Task description: Using the data below, copy every line that contains the word "after".

===== Provided material

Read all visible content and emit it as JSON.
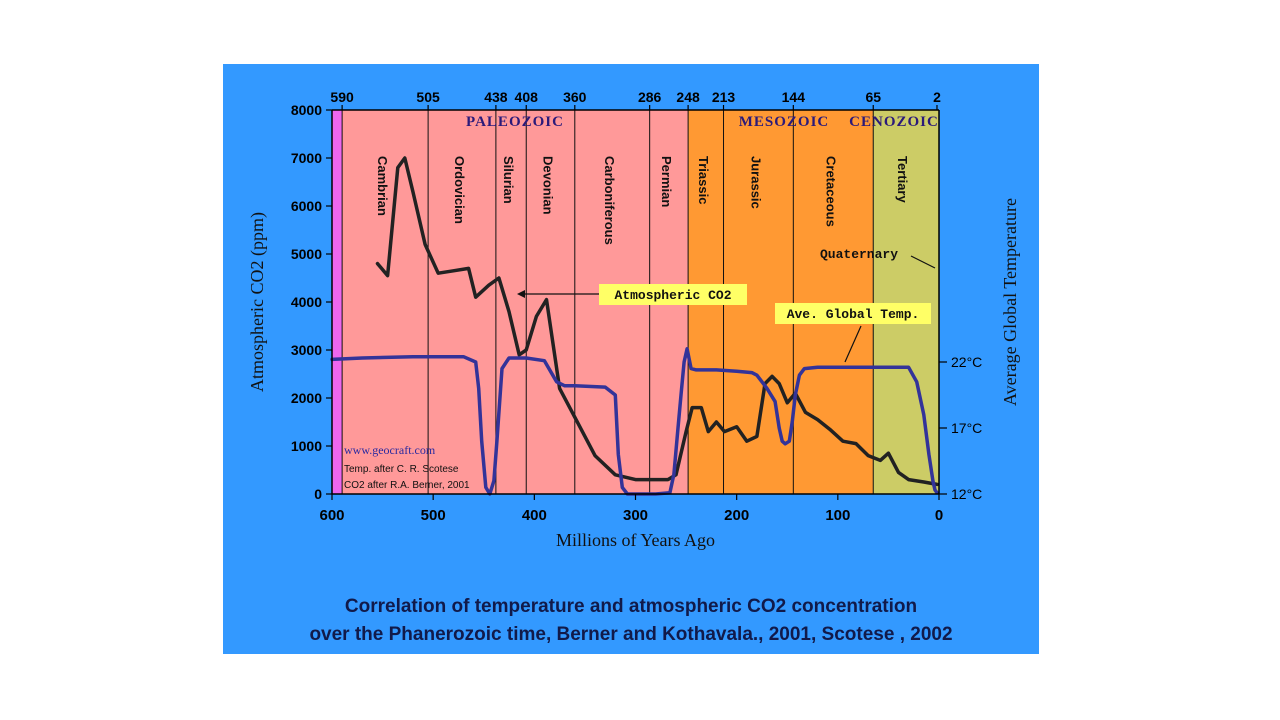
{
  "colors": {
    "background": "#3399ff",
    "paleozoic_fill": "#ff9999",
    "mesozoic_fill": "#ff9933",
    "cenozoic_fill": "#cccc66",
    "pre_cambrian_fill": "#ee66ee",
    "co2_line": "#222222",
    "temp_line": "#333399",
    "era_label": "#2b1a7a",
    "callout_fill": "#ffff66"
  },
  "chart_data": {
    "type": "line",
    "xlabel": "Millions of Years Ago",
    "ylabel": "Atmospheric CO2 (ppm)",
    "y2label": "Average Global Temperature",
    "xlim": [
      600,
      0
    ],
    "ylim": [
      0,
      8000
    ],
    "x_ticks": [
      600,
      500,
      400,
      300,
      200,
      100,
      0
    ],
    "y_ticks": [
      0,
      1000,
      2000,
      3000,
      4000,
      5000,
      6000,
      7000,
      8000
    ],
    "y2_ticks": [
      "12°C",
      "17°C",
      "22°C"
    ],
    "y2_values": [
      12,
      17,
      22
    ],
    "top_ticks": [
      590,
      505,
      438,
      408,
      360,
      286,
      248,
      213,
      144,
      65,
      2
    ],
    "eras": [
      {
        "name": "PALEOZOIC",
        "start": 590,
        "end": 248
      },
      {
        "name": "MESOZOIC",
        "start": 248,
        "end": 65
      },
      {
        "name": "CENOZOIC",
        "start": 65,
        "end": 0
      }
    ],
    "periods": [
      {
        "name": "Cambrian",
        "start": 590,
        "end": 505
      },
      {
        "name": "Ordovician",
        "start": 505,
        "end": 438
      },
      {
        "name": "Silurian",
        "start": 438,
        "end": 408
      },
      {
        "name": "Devonian",
        "start": 408,
        "end": 360
      },
      {
        "name": "Carboniferous",
        "start": 360,
        "end": 286
      },
      {
        "name": "Permian",
        "start": 286,
        "end": 248
      },
      {
        "name": "Triassic",
        "start": 248,
        "end": 213
      },
      {
        "name": "Jurassic",
        "start": 213,
        "end": 144
      },
      {
        "name": "Cretaceous",
        "start": 144,
        "end": 65
      },
      {
        "name": "Tertiary",
        "start": 65,
        "end": 2
      }
    ],
    "quaternary_label": "Quaternary",
    "series": [
      {
        "name": "Atmospheric CO2",
        "axis": "left",
        "x": [
          555,
          545,
          535,
          528,
          520,
          508,
          495,
          480,
          465,
          458,
          445,
          435,
          425,
          415,
          408,
          398,
          388,
          375,
          360,
          340,
          320,
          300,
          280,
          268,
          260,
          250,
          244,
          235,
          228,
          220,
          212,
          200,
          190,
          180,
          172,
          165,
          158,
          150,
          142,
          132,
          120,
          108,
          95,
          82,
          70,
          58,
          50,
          40,
          30,
          15,
          2
        ],
        "y": [
          4800,
          4550,
          6800,
          7000,
          6300,
          5200,
          4600,
          4650,
          4700,
          4100,
          4350,
          4500,
          3800,
          2900,
          3000,
          3700,
          4050,
          2200,
          1600,
          800,
          400,
          300,
          300,
          300,
          400,
          1300,
          1800,
          1800,
          1300,
          1500,
          1300,
          1400,
          1100,
          1200,
          2300,
          2450,
          2300,
          1900,
          2100,
          1700,
          1550,
          1350,
          1100,
          1050,
          800,
          700,
          850,
          450,
          300,
          250,
          200
        ]
      },
      {
        "name": "Ave. Global Temp.",
        "axis": "right",
        "x": [
          600,
          570,
          520,
          470,
          458,
          455,
          452,
          448,
          444,
          440,
          437,
          432,
          425,
          408,
          390,
          378,
          370,
          360,
          330,
          320,
          317,
          313,
          308,
          280,
          266,
          262,
          258,
          255,
          252,
          249,
          245,
          240,
          220,
          200,
          185,
          180,
          170,
          162,
          158,
          155,
          152,
          148,
          145,
          142,
          138,
          133,
          120,
          100,
          85,
          30,
          22,
          15,
          10,
          6,
          4,
          2
        ],
        "y": [
          22.2,
          22.3,
          22.4,
          22.4,
          22.0,
          20.0,
          16.0,
          12.5,
          12.0,
          13.0,
          16.0,
          21.5,
          22.3,
          22.3,
          22.1,
          20.5,
          20.2,
          20.2,
          20.1,
          19.5,
          15.0,
          12.5,
          12.0,
          12.0,
          12.1,
          13.5,
          17.0,
          19.5,
          22.0,
          23.0,
          21.5,
          21.4,
          21.4,
          21.3,
          21.2,
          21.0,
          20.0,
          19.0,
          17.0,
          16.0,
          15.8,
          16.0,
          17.5,
          19.5,
          21.0,
          21.5,
          21.6,
          21.6,
          21.6,
          21.6,
          20.5,
          18.0,
          15.0,
          13.0,
          12.3,
          12.1
        ]
      }
    ],
    "callouts": {
      "co2": "Atmospheric CO2",
      "temp": "Ave. Global Temp."
    },
    "annotations": {
      "website": "www.geocraft.com",
      "credit1": "Temp. after C. R. Scotese",
      "credit2": "CO2 after R.A. Berner, 2001"
    }
  },
  "caption": {
    "line1": "Correlation of temperature and atmospheric CO2 concentration",
    "line2": "over the Phanerozoic time, Berner and Kothavala., 2001, Scotese , 2002"
  }
}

==========

Correct output:
      "credit1": "Temp. after C. R. Scotese",
      "credit2": "CO2 after R.A. Berner, 2001"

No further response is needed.